## Begin
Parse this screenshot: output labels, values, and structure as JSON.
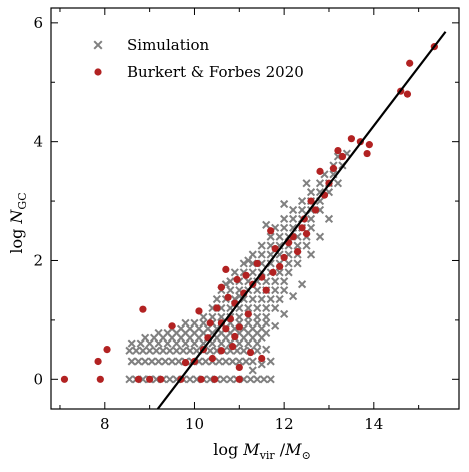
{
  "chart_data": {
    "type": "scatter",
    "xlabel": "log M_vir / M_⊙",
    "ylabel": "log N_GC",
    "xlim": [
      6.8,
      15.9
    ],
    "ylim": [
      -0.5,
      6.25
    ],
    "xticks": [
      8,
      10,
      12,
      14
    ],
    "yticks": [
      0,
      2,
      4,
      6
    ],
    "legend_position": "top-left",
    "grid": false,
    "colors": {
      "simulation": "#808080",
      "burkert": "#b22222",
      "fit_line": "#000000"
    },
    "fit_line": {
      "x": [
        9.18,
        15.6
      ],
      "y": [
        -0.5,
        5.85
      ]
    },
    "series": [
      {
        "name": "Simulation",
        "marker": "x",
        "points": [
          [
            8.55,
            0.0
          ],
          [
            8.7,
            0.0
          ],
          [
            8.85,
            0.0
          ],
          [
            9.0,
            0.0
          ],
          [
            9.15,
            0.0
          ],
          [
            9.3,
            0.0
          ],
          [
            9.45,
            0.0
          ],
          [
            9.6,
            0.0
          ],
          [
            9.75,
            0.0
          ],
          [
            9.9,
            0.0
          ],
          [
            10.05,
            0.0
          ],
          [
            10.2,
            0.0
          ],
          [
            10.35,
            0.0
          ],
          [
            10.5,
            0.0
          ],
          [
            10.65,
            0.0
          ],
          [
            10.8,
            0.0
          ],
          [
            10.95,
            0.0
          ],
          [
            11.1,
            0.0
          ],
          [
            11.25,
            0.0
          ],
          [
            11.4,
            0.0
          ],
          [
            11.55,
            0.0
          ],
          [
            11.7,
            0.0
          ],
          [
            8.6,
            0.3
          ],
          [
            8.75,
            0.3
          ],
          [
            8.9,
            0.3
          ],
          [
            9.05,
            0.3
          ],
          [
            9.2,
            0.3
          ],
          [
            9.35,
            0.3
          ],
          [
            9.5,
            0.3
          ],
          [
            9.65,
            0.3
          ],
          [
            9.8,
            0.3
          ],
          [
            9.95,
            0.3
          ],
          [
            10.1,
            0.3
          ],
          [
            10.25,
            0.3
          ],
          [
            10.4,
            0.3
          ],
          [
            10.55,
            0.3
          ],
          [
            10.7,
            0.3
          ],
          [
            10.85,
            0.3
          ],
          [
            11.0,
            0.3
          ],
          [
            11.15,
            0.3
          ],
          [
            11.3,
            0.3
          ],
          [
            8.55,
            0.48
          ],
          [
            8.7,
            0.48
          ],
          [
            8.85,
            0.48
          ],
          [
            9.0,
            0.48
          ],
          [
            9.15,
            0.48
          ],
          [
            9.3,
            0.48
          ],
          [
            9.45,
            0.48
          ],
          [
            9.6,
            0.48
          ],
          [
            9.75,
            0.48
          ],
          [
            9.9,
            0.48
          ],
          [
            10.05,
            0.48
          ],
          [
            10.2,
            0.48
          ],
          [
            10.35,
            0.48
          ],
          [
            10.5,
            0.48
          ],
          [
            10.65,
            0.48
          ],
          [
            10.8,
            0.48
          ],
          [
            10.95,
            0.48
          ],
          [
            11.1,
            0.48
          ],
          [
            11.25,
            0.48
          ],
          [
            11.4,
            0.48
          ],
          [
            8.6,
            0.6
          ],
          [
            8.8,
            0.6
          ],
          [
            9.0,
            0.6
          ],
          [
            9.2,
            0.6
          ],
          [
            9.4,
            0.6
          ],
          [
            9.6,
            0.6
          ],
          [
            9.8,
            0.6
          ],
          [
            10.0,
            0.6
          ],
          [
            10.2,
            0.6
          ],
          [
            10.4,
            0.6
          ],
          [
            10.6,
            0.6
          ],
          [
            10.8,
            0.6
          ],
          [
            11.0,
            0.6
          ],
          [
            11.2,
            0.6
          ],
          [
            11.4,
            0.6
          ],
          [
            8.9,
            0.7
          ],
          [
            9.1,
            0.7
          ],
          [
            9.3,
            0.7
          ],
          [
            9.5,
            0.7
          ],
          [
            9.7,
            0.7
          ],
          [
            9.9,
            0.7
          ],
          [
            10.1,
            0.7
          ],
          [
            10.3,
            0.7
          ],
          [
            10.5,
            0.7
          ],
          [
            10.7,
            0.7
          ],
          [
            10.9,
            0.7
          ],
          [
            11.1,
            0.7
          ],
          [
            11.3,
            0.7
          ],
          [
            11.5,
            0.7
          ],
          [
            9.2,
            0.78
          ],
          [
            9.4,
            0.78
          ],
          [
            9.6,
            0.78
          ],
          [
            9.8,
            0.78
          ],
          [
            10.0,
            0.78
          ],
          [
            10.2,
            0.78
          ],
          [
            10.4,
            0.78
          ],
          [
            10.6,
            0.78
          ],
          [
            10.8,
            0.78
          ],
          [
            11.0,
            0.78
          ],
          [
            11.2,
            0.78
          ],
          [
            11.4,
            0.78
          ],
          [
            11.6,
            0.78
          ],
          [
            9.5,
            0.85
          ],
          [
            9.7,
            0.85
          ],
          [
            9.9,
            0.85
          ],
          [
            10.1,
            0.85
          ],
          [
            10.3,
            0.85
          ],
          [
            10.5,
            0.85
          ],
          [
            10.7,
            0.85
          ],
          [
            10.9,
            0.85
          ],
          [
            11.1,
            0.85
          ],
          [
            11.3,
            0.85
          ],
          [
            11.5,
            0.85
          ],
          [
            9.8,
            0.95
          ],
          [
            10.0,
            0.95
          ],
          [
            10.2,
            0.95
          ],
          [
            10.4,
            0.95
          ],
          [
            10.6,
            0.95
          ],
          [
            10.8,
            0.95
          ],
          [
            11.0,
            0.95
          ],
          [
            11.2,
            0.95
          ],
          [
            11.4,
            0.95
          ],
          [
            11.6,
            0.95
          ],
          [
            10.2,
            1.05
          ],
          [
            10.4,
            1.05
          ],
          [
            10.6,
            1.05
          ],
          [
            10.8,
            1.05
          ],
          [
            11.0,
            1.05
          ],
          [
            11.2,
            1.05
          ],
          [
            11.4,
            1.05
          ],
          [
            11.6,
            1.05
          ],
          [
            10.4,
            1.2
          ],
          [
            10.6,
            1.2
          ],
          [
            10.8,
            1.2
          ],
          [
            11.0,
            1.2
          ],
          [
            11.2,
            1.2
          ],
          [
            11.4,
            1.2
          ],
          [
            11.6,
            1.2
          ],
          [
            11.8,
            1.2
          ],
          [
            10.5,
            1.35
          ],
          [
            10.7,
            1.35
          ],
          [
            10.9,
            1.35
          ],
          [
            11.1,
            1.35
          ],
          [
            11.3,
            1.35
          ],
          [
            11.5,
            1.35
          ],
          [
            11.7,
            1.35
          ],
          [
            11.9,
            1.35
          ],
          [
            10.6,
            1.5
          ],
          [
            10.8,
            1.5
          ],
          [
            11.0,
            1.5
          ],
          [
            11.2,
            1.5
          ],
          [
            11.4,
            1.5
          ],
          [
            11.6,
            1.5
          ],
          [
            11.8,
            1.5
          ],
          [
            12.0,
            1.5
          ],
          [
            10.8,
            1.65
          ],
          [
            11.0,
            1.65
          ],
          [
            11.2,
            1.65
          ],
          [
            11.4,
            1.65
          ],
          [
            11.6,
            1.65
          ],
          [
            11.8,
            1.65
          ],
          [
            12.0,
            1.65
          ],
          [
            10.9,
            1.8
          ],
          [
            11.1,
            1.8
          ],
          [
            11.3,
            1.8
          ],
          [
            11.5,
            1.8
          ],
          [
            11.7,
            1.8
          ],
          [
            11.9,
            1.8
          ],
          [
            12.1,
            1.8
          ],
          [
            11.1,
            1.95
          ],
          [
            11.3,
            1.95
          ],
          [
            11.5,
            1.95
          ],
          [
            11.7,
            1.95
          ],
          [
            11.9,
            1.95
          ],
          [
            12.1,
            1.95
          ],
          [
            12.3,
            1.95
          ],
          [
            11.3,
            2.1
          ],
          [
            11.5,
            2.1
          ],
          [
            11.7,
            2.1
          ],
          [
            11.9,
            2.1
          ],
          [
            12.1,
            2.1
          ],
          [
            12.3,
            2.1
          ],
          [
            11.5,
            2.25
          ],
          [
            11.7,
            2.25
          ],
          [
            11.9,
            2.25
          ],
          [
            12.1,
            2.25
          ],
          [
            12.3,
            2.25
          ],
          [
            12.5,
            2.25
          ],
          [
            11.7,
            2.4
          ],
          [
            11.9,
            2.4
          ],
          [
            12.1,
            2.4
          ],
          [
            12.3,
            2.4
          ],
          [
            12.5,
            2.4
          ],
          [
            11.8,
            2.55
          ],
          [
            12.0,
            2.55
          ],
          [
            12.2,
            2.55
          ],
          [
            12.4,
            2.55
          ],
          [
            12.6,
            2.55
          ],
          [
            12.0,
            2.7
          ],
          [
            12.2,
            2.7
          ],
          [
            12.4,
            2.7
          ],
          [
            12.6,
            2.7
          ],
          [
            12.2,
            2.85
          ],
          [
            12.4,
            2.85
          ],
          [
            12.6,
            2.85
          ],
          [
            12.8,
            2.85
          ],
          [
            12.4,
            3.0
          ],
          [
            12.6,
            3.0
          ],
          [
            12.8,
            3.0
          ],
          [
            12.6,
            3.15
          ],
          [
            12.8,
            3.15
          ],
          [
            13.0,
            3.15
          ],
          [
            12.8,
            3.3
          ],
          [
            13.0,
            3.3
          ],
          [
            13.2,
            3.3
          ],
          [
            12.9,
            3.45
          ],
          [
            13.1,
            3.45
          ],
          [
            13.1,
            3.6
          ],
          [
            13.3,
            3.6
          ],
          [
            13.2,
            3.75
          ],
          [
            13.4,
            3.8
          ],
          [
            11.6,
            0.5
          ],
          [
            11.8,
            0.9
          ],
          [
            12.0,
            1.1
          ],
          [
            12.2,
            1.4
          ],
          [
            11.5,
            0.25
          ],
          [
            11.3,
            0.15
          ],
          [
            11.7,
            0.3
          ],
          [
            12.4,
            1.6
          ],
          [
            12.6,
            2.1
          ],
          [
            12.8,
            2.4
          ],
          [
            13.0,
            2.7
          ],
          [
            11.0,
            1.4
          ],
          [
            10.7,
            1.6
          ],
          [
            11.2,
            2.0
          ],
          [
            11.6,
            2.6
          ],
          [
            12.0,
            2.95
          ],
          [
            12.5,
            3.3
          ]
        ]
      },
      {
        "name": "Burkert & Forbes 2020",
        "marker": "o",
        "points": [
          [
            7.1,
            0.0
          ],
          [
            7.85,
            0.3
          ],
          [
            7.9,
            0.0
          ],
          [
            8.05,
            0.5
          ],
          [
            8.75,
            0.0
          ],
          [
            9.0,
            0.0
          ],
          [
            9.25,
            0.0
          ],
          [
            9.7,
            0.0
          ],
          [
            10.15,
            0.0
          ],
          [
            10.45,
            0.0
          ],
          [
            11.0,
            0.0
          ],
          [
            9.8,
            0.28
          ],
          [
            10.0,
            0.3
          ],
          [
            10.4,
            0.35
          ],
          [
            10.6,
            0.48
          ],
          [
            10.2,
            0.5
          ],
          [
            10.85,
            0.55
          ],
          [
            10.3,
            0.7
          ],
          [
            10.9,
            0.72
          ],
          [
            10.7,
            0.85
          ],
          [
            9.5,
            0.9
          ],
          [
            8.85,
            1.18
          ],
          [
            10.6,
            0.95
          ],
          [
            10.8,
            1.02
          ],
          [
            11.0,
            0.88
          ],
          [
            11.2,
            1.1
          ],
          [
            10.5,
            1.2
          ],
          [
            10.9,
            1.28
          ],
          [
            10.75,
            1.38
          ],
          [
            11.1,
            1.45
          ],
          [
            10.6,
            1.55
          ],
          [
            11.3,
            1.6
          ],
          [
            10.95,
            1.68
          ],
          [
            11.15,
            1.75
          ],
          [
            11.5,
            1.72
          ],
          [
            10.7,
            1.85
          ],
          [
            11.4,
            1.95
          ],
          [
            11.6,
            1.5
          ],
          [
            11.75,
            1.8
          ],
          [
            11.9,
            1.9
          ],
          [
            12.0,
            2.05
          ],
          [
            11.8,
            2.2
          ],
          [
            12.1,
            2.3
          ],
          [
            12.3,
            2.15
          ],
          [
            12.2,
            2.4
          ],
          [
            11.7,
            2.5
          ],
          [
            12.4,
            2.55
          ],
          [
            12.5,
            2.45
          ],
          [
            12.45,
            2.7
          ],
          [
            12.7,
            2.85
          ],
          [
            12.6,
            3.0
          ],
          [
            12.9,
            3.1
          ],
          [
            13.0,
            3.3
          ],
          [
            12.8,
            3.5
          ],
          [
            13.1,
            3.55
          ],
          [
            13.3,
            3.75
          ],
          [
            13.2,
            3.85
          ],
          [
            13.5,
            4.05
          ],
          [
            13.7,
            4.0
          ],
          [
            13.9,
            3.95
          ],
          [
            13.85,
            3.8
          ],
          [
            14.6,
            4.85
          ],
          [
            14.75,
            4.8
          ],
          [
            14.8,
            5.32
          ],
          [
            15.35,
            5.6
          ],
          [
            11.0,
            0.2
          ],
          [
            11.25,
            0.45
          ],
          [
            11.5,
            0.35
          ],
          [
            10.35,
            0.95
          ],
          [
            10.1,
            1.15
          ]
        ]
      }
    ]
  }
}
## End
• **TASK GOAL**
Filter the entries down to the lines containing "name". Copy each of those lines.

• **WRITTEN SOLUTION**
        "name": "Simulation",
        "name": "Burkert & Forbes 2020",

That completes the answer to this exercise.